**What the task requires**
Search the listing below for the word "Clinally" and copy each line that holds it.

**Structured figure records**
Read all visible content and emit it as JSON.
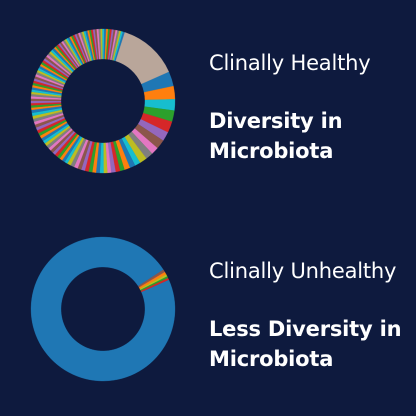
{
  "panels": [
    {
      "status": "Clinally Healthy",
      "headline": "Diversity in Microbiota"
    },
    {
      "status": "Clinally Unhealthy",
      "headline": "Less Diversity in Microbiota"
    }
  ],
  "palette": [
    "#1f77b4",
    "#ff7f0e",
    "#2ca02c",
    "#d62728",
    "#9467bd",
    "#8c564b",
    "#e377c2",
    "#7f7f7f",
    "#bcbd22",
    "#17becf"
  ],
  "chart_data": [
    {
      "type": "pie",
      "donut": true,
      "title": "",
      "slices": [
        {
          "value": 4.0,
          "color": "#1f77b4"
        },
        {
          "value": 3.5,
          "color": "#ff7f0e"
        },
        {
          "value": 3.0,
          "color": "#17becf"
        },
        {
          "value": 3.0,
          "color": "#2ca02c"
        },
        {
          "value": 3.0,
          "color": "#d62728"
        },
        {
          "value": 2.5,
          "color": "#9467bd"
        },
        {
          "value": 2.5,
          "color": "#8c564b"
        },
        {
          "value": 2.0,
          "color": "#e377c2"
        },
        {
          "value": 2.0,
          "color": "#7f7f7f"
        },
        {
          "value": 2.0,
          "color": "#bcbd22"
        },
        {
          "value": 1.5,
          "color": "#17becf"
        },
        {
          "value": 1.5,
          "color": "#1f77b4"
        },
        {
          "value": 1.5,
          "color": "#ff7f0e"
        },
        {
          "value": 1.2,
          "color": "#2ca02c"
        },
        {
          "value": 1.2,
          "color": "#d62728"
        },
        {
          "value": 1.2,
          "color": "#9467bd"
        },
        {
          "value": 1.0,
          "color": "#e377c2"
        },
        {
          "value": 1.0,
          "color": "#bcbd22"
        },
        {
          "value": 1.0,
          "color": "#17becf"
        },
        {
          "value": 1.0,
          "color": "#1f77b4"
        },
        {
          "value": 1.0,
          "color": "#ff7f0e"
        },
        {
          "value": 1.0,
          "color": "#2ca02c"
        },
        {
          "value": 1.0,
          "color": "#d62728"
        },
        {
          "value": 1.0,
          "color": "#9467bd"
        },
        {
          "value": 1.0,
          "color": "#8c564b"
        },
        {
          "value": 1.0,
          "color": "#e377c2"
        },
        {
          "value": 1.0,
          "color": "#7f7f7f"
        },
        {
          "value": 1.0,
          "color": "#bcbd22"
        },
        {
          "value": 0.8,
          "color": "#17becf"
        },
        {
          "value": 0.8,
          "color": "#1f77b4"
        },
        {
          "value": 0.8,
          "color": "#ff7f0e"
        },
        {
          "value": 0.8,
          "color": "#2ca02c"
        },
        {
          "value": 0.8,
          "color": "#d62728"
        },
        {
          "value": 0.8,
          "color": "#9467bd"
        },
        {
          "value": 0.8,
          "color": "#8c564b"
        },
        {
          "value": 0.8,
          "color": "#e377c2"
        },
        {
          "value": 0.8,
          "color": "#7f7f7f"
        },
        {
          "value": 0.8,
          "color": "#bcbd22"
        },
        {
          "value": 0.8,
          "color": "#17becf"
        },
        {
          "value": 0.8,
          "color": "#1f77b4"
        },
        {
          "value": 0.8,
          "color": "#ff7f0e"
        },
        {
          "value": 0.8,
          "color": "#2ca02c"
        },
        {
          "value": 0.8,
          "color": "#d62728"
        },
        {
          "value": 0.8,
          "color": "#9467bd"
        },
        {
          "value": 0.8,
          "color": "#8c564b"
        },
        {
          "value": 0.8,
          "color": "#e377c2"
        },
        {
          "value": 0.8,
          "color": "#7f7f7f"
        },
        {
          "value": 0.8,
          "color": "#bcbd22"
        },
        {
          "value": 0.8,
          "color": "#17becf"
        },
        {
          "value": 0.8,
          "color": "#1f77b4"
        },
        {
          "value": 0.6,
          "color": "#ff7f0e"
        },
        {
          "value": 0.6,
          "color": "#2ca02c"
        },
        {
          "value": 0.6,
          "color": "#d62728"
        },
        {
          "value": 0.6,
          "color": "#9467bd"
        },
        {
          "value": 0.6,
          "color": "#8c564b"
        },
        {
          "value": 0.6,
          "color": "#e377c2"
        },
        {
          "value": 0.6,
          "color": "#7f7f7f"
        },
        {
          "value": 0.6,
          "color": "#bcbd22"
        },
        {
          "value": 0.6,
          "color": "#17becf"
        },
        {
          "value": 0.6,
          "color": "#1f77b4"
        },
        {
          "value": 0.6,
          "color": "#ff7f0e"
        },
        {
          "value": 0.6,
          "color": "#2ca02c"
        },
        {
          "value": 0.6,
          "color": "#d62728"
        },
        {
          "value": 0.6,
          "color": "#9467bd"
        },
        {
          "value": 0.6,
          "color": "#8c564b"
        },
        {
          "value": 0.6,
          "color": "#e377c2"
        },
        {
          "value": 0.6,
          "color": "#7f7f7f"
        },
        {
          "value": 0.6,
          "color": "#bcbd22"
        },
        {
          "value": 0.6,
          "color": "#17becf"
        },
        {
          "value": 0.6,
          "color": "#1f77b4"
        },
        {
          "value": 0.6,
          "color": "#ff7f0e"
        },
        {
          "value": 0.6,
          "color": "#2ca02c"
        },
        {
          "value": 0.6,
          "color": "#d62728"
        },
        {
          "value": 0.6,
          "color": "#9467bd"
        },
        {
          "value": 0.6,
          "color": "#8c564b"
        },
        {
          "value": 0.6,
          "color": "#e377c2"
        },
        {
          "value": 0.6,
          "color": "#7f7f7f"
        },
        {
          "value": 0.6,
          "color": "#bcbd22"
        },
        {
          "value": 0.6,
          "color": "#17becf"
        },
        {
          "value": 0.6,
          "color": "#1f77b4"
        },
        {
          "value": 0.5,
          "color": "#ff7f0e"
        },
        {
          "value": 0.5,
          "color": "#2ca02c"
        },
        {
          "value": 0.5,
          "color": "#d62728"
        },
        {
          "value": 0.5,
          "color": "#9467bd"
        },
        {
          "value": 0.5,
          "color": "#8c564b"
        },
        {
          "value": 0.5,
          "color": "#e377c2"
        },
        {
          "value": 0.5,
          "color": "#7f7f7f"
        },
        {
          "value": 0.5,
          "color": "#bcbd22"
        },
        {
          "value": 0.5,
          "color": "#17becf"
        },
        {
          "value": 0.5,
          "color": "#1f77b4"
        },
        {
          "value": 0.5,
          "color": "#ff7f0e"
        },
        {
          "value": 0.5,
          "color": "#2ca02c"
        },
        {
          "value": 0.5,
          "color": "#d62728"
        },
        {
          "value": 0.5,
          "color": "#9467bd"
        },
        {
          "value": 0.5,
          "color": "#8c564b"
        },
        {
          "value": 0.5,
          "color": "#e377c2"
        },
        {
          "value": 0.5,
          "color": "#7f7f7f"
        },
        {
          "value": 0.5,
          "color": "#bcbd22"
        },
        {
          "value": 0.5,
          "color": "#17becf"
        },
        {
          "value": 0.5,
          "color": "#1f77b4"
        },
        {
          "value": 0.5,
          "color": "#ff7f0e"
        },
        {
          "value": 0.5,
          "color": "#2ca02c"
        },
        {
          "value": 0.5,
          "color": "#d62728"
        },
        {
          "value": 0.5,
          "color": "#9467bd"
        },
        {
          "value": 0.5,
          "color": "#8c564b"
        },
        {
          "value": 0.5,
          "color": "#e377c2"
        },
        {
          "value": 0.5,
          "color": "#7f7f7f"
        },
        {
          "value": 0.5,
          "color": "#bcbd22"
        },
        {
          "value": 0.5,
          "color": "#17becf"
        },
        {
          "value": 0.5,
          "color": "#1f77b4"
        },
        {
          "value": 0.5,
          "color": "#ff7f0e"
        },
        {
          "value": 0.5,
          "color": "#2ca02c"
        },
        {
          "value": 0.5,
          "color": "#d62728"
        },
        {
          "value": 0.5,
          "color": "#9467bd"
        },
        {
          "value": 0.5,
          "color": "#8c564b"
        },
        {
          "value": 0.5,
          "color": "#e377c2"
        },
        {
          "value": 0.5,
          "color": "#7f7f7f"
        },
        {
          "value": 0.5,
          "color": "#bcbd22"
        },
        {
          "value": 0.5,
          "color": "#17becf"
        },
        {
          "value": 0.5,
          "color": "#1f77b4"
        },
        {
          "value": 16.0,
          "color": "#b9a69a"
        }
      ]
    },
    {
      "type": "pie",
      "donut": true,
      "title": "",
      "slices": [
        {
          "value": 97.5,
          "color": "#1f77b4"
        },
        {
          "value": 0.6,
          "color": "#8c564b"
        },
        {
          "value": 0.6,
          "color": "#ff7f0e"
        },
        {
          "value": 0.5,
          "color": "#bcbd22"
        },
        {
          "value": 0.4,
          "color": "#2ca02c"
        },
        {
          "value": 0.4,
          "color": "#d62728"
        }
      ]
    }
  ]
}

**Result of the task**
      "status": "Clinally Healthy",
      "status": "Clinally Unhealthy",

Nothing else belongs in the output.